__EXERCISE__.
Extract the listing in its entirety, keeping each line identical to the original.

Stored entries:
+ + + + +

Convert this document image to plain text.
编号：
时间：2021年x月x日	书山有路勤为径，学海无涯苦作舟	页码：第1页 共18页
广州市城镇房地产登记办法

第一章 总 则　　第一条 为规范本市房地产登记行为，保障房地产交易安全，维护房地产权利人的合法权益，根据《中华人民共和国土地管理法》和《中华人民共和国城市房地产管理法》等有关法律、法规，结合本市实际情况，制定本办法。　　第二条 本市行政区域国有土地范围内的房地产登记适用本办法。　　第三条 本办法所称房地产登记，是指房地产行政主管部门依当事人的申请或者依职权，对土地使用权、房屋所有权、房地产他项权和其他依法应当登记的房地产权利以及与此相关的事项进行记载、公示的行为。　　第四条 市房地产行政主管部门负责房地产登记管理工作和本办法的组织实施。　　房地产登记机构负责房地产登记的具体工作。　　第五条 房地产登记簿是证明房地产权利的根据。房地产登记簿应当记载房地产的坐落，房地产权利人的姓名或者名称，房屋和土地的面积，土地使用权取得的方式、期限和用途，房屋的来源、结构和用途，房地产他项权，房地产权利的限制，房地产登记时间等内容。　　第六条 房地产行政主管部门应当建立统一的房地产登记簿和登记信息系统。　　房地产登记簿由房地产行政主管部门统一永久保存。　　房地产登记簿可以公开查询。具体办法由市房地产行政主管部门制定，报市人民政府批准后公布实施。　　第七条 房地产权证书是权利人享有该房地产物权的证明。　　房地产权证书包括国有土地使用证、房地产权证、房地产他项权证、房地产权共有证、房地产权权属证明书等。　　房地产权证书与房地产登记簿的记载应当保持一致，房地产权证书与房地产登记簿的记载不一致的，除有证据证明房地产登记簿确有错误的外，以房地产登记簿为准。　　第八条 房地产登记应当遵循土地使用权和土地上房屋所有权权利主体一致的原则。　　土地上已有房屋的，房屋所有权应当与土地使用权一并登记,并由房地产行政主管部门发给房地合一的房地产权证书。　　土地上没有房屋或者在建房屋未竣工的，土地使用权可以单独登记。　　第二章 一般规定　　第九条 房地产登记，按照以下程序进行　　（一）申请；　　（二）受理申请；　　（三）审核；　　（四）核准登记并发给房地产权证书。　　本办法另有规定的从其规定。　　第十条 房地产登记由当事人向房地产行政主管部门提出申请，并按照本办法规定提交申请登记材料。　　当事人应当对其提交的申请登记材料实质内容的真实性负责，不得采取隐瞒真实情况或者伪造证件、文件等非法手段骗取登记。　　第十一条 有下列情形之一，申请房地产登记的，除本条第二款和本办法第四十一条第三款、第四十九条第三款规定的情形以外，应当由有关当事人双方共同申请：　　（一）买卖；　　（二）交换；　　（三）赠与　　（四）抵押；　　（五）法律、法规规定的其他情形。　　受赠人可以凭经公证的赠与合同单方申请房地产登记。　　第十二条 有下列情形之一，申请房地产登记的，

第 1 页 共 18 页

+ + + + +

__ANSWER__.
Convert this document image to plain text.
编号：
时间：2021年x月x日	书山有路勤为径，学海无涯苦作舟	页码：第1页 共18页
广州市城镇房地产登记办法

第一章 总 则　　第一条 为规范本市房地产登记行为，保障房地产交易安全，维护房地产权利人的合法权益，根据《中华人民共和国土地管理法》和《中华人民共和国城市房地产管理法》等有关法律、法规，结合本市实际情况，制定本办法。　　第二条 本市行政区域国有土地范围内的房地产登记适用本办法。　　第三条 本办法所称房地产登记，是指房地产行政主管部门依当事人的申请或者依职权，对土地使用权、房屋所有权、房地产他项权和其他依法应当登记的房地产权利以及与此相关的事项进行记载、公示的行为。　　第四条 市房地产行政主管部门负责房地产登记管理工作和本办法的组织实施。　　房地产登记机构负责房地产登记的具体工作。　　第五条 房地产登记簿是证明房地产权利的根据。房地产登记簿应当记载房地产的坐落，房地产权利人的姓名或者名称，房屋和土地的面积，土地使用权取得的方式、期限和用途，房屋的来源、结构和用途，房地产他项权，房地产权利的限制，房地产登记时间等内容。　　第六条 房地产行政主管部门应当建立统一的房地产登记簿和登记信息系统。　　房地产登记簿由房地产行政主管部门统一永久保存。　　房地产登记簿可以公开查询。具体办法由市房地产行政主管部门制定，报市人民政府批准后公布实施。　　第七条 房地产权证书是权利人享有该房地产物权的证明。　　房地产权证书包括国有土地使用证、房地产权证、房地产他项权证、房地产权共有证、房地产权权属证明书等。　　房地产权证书与房地产登记簿的记载应当保持一致，房地产权证书与房地产登记簿的记载不一致的，除有证据证明房地产登记簿确有错误的外，以房地产登记簿为准。　　第八条 房地产登记应当遵循土地使用权和土地上房屋所有权权利主体一致的原则。　　土地上已有房屋的，房屋所有权应当与土地使用权一并登记,并由房地产行政主管部门发给房地合一的房地产权证书。　　土地上没有房屋或者在建房屋未竣工的，土地使用权可以单独登记。　　第二章 一般规定　　第九条 房地产登记，按照以下程序进行　　（一）申请；　　（二）受理申请；　　（三）审核；　　（四）核准登记并发给房地产权证书。　　本办法另有规定的从其规定。　　第十条 房地产登记由当事人向房地产行政主管部门提出申请，并按照本办法规定提交申请登记材料。　　当事人应当对其提交的申请登记材料实质内容的真实性负责，不得采取隐瞒真实情况或者伪造证件、文件等非法手段骗取登记。　　第十一条 有下列情形之一，申请房地产登记的，除本条第二款和本办法第四十一条第三款、第四十九条第三款规定的情形以外，应当由有关当事人双方共同申请：　　（一）买卖；　　（二）交换；　　（三）赠与　　（四）抵押；　　（五）法律、法规规定的其他情形。　　受赠人可以凭经公证的赠与合同单方申请房地产登记。　　第十二条 有下列情形之一，申请房地产登记的，

第 1 页 共 18 页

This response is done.